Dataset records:
[START]
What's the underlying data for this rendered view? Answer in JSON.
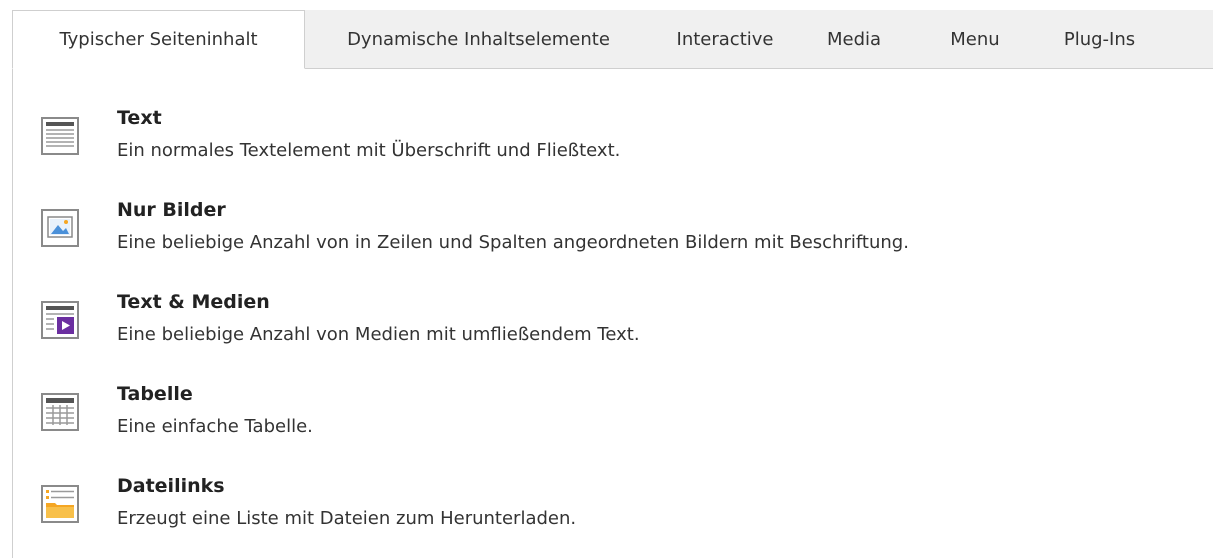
{
  "tabs": [
    {
      "label": "Typischer Seiteninhalt",
      "active": true
    },
    {
      "label": "Dynamische Inhaltselemente",
      "active": false
    },
    {
      "label": "Interactive",
      "active": false
    },
    {
      "label": "Media",
      "active": false
    },
    {
      "label": "Menu",
      "active": false
    },
    {
      "label": "Plug-Ins",
      "active": false
    }
  ],
  "items": [
    {
      "icon": "text-icon",
      "title": "Text",
      "description": "Ein normales Textelement mit Überschrift und Fließtext."
    },
    {
      "icon": "images-icon",
      "title": "Nur Bilder",
      "description": "Eine beliebige Anzahl von in Zeilen und Spalten angeordneten Bildern mit Beschriftung."
    },
    {
      "icon": "text-media-icon",
      "title": "Text & Medien",
      "description": "Eine beliebige Anzahl von Medien mit umfließendem Text."
    },
    {
      "icon": "table-icon",
      "title": "Tabelle",
      "description": "Eine einfache Tabelle."
    },
    {
      "icon": "filelinks-icon",
      "title": "Dateilinks",
      "description": "Erzeugt eine Liste mit Dateien zum Herunterladen."
    }
  ],
  "colors": {
    "icon_gray": "#8a8a8a",
    "sky_blue": "#4a90d9",
    "media_purple": "#6b2fa0",
    "folder_orange": "#f5a623"
  }
}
[END]
■ AIM OF THE TASK ■
Scan the material above. Return every line containing the string "Tabelle".

■ FINAL RESULT ■
      "title": "Tabelle",
      "description": "Eine einfache Tabelle."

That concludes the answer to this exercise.